(Given exercise): Your task is to copy the material exactly.

(Dataset content):

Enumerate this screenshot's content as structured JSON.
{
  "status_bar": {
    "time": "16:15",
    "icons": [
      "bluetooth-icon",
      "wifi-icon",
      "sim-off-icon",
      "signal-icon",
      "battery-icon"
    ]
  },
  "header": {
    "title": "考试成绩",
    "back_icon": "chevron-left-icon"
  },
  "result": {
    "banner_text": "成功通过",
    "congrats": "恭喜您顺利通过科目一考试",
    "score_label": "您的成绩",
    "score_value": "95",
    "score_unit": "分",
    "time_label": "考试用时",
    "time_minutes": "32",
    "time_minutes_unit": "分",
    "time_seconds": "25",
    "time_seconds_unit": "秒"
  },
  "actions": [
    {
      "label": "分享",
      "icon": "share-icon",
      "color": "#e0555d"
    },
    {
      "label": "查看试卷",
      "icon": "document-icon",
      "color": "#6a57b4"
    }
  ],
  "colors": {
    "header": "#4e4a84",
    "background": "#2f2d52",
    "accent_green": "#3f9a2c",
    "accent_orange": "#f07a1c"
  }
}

(Solution to this task):
Enumerate this screenshot's content as structured JSON.
{
  "status_bar": {
    "time": "16:15",
    "icons": [
      "bluetooth-icon",
      "wifi-icon",
      "sim-off-icon",
      "signal-icon",
      "battery-icon"
    ]
  },
  "header": {
    "title": "考试成绩",
    "back_icon": "chevron-left-icon"
  },
  "result": {
    "banner_text": "成功通过",
    "congrats": "恭喜您顺利通过科目一考试",
    "score_label": "您的成绩",
    "score_value": "95",
    "score_unit": "分",
    "time_label": "考试用时",
    "time_minutes": "32",
    "time_minutes_unit": "分",
    "time_seconds": "25",
    "time_seconds_unit": "秒"
  },
  "actions": [
    {
      "label": "分享",
      "icon": "share-icon",
      "color": "#e0555d"
    },
    {
      "label": "查看试卷",
      "icon": "document-icon",
      "color": "#6a57b4"
    }
  ],
  "colors": {
    "header": "#4e4a84",
    "background": "#2f2d52",
    "accent_green": "#3f9a2c",
    "accent_orange": "#f07a1c"
  }
}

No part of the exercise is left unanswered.